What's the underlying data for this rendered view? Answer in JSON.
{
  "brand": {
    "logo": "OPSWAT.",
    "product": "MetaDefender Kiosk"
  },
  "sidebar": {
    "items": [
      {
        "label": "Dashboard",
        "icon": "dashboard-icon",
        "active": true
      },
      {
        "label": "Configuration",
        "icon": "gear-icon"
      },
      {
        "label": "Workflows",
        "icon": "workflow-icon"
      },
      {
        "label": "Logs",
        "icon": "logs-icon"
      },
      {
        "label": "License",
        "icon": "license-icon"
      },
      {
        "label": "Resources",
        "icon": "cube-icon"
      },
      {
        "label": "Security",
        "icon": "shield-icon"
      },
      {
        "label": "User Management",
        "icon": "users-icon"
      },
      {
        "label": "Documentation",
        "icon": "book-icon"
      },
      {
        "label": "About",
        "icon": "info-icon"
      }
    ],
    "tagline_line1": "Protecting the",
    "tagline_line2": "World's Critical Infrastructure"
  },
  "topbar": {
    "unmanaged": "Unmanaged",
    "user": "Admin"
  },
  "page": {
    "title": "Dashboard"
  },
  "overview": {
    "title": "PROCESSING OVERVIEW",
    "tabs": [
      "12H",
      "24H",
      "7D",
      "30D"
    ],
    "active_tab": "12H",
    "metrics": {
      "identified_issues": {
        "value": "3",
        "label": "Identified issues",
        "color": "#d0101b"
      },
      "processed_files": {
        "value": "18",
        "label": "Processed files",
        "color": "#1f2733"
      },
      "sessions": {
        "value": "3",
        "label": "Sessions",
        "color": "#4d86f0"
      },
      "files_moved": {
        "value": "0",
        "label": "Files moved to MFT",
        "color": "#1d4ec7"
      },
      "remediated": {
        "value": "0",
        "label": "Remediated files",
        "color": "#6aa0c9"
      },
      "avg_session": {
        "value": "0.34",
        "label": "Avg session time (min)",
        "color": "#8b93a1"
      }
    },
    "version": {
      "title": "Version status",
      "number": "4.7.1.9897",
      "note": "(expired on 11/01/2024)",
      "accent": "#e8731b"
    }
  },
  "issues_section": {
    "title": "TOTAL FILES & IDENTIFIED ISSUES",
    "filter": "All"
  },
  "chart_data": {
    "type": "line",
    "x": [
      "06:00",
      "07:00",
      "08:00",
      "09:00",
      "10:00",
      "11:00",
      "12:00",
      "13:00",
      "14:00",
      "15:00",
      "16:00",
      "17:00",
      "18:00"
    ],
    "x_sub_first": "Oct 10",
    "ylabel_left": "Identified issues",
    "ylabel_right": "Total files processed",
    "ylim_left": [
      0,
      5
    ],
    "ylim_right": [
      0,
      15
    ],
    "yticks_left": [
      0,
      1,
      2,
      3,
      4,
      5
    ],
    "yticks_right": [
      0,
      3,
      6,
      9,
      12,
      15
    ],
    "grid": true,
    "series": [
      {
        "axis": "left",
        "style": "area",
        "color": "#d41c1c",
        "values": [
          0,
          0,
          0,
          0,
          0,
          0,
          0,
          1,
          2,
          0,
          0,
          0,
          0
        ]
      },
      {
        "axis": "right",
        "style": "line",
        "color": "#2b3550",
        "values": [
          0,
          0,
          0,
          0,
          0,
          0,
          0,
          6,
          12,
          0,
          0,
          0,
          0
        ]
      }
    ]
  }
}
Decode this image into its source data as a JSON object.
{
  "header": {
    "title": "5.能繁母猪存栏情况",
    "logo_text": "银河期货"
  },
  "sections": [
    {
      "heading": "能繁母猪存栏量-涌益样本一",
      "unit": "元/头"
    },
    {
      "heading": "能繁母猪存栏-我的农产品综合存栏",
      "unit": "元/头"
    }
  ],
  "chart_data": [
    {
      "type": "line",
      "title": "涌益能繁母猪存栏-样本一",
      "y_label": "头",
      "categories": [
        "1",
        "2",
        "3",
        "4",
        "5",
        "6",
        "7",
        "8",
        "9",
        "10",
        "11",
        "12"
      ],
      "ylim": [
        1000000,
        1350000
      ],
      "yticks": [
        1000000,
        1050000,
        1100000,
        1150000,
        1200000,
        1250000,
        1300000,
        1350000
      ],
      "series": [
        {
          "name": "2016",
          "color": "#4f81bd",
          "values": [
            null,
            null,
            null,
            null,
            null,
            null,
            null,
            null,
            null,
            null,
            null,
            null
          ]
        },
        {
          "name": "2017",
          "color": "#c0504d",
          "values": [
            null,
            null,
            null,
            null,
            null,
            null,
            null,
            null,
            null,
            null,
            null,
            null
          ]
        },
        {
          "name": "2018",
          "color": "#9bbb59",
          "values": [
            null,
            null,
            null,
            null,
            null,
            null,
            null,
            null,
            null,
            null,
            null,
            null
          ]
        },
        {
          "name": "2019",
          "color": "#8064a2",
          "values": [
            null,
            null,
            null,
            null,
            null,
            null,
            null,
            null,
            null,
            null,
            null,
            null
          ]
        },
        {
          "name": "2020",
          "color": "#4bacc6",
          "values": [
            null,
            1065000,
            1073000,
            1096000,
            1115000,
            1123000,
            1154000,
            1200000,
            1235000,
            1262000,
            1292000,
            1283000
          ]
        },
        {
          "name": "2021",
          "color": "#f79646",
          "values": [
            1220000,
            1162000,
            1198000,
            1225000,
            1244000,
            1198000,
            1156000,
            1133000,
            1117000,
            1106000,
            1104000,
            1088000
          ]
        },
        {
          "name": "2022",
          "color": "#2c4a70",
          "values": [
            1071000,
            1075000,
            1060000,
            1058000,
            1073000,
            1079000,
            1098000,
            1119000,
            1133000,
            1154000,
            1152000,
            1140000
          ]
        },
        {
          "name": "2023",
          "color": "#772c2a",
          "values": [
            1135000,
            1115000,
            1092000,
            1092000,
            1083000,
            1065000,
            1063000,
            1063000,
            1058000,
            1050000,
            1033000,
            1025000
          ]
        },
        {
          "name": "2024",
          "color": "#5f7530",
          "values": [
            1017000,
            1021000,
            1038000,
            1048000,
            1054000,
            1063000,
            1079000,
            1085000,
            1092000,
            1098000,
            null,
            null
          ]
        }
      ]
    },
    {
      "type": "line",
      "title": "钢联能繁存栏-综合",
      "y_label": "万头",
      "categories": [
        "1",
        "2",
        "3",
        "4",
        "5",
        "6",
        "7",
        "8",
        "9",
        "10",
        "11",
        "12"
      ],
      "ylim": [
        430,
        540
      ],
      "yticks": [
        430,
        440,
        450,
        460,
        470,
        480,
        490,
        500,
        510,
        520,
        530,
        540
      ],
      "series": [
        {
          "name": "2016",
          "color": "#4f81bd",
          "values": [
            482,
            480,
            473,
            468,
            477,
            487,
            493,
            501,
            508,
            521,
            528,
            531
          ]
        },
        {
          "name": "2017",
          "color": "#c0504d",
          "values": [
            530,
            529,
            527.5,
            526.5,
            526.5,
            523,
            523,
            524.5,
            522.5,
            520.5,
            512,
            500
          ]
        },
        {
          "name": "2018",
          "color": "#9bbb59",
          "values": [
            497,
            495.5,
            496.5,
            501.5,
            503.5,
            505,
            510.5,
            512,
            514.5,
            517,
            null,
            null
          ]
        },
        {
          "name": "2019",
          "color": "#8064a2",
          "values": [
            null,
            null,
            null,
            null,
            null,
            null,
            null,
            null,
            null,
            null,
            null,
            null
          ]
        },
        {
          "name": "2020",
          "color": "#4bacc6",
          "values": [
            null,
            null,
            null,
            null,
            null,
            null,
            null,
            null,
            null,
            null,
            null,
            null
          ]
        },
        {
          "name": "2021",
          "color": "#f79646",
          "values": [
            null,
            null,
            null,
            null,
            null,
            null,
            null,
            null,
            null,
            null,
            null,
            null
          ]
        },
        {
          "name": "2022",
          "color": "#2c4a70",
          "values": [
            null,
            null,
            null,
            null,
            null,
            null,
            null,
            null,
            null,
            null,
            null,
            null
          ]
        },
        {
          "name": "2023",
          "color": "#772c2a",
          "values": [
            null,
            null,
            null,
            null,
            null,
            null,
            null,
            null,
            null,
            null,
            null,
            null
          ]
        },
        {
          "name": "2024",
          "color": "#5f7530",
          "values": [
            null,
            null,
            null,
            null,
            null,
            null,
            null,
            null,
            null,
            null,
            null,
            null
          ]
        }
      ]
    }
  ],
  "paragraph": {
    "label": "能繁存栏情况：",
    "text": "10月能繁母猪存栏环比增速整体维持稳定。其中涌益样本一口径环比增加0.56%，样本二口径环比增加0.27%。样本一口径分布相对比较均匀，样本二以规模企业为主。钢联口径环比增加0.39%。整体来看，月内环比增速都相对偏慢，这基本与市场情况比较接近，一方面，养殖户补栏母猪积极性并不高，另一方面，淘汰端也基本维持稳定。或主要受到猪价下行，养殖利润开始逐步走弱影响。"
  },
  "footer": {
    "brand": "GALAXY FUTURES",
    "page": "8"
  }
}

**TASK PROMPT:**
List every line above that holds the word "title".

**RESPONSE FOR THIS EXERCISE:**
    "title": "Dashboard"
    "title": "PROCESSING OVERVIEW",
      "title": "Version status",
    "title": "TOTAL FILES & IDENTIFIED ISSUES",
    "title": "5.能繁母猪存栏情况",
      "title": "涌益能繁母猪存栏-样本一",
      "title": "钢联能繁存栏-综合",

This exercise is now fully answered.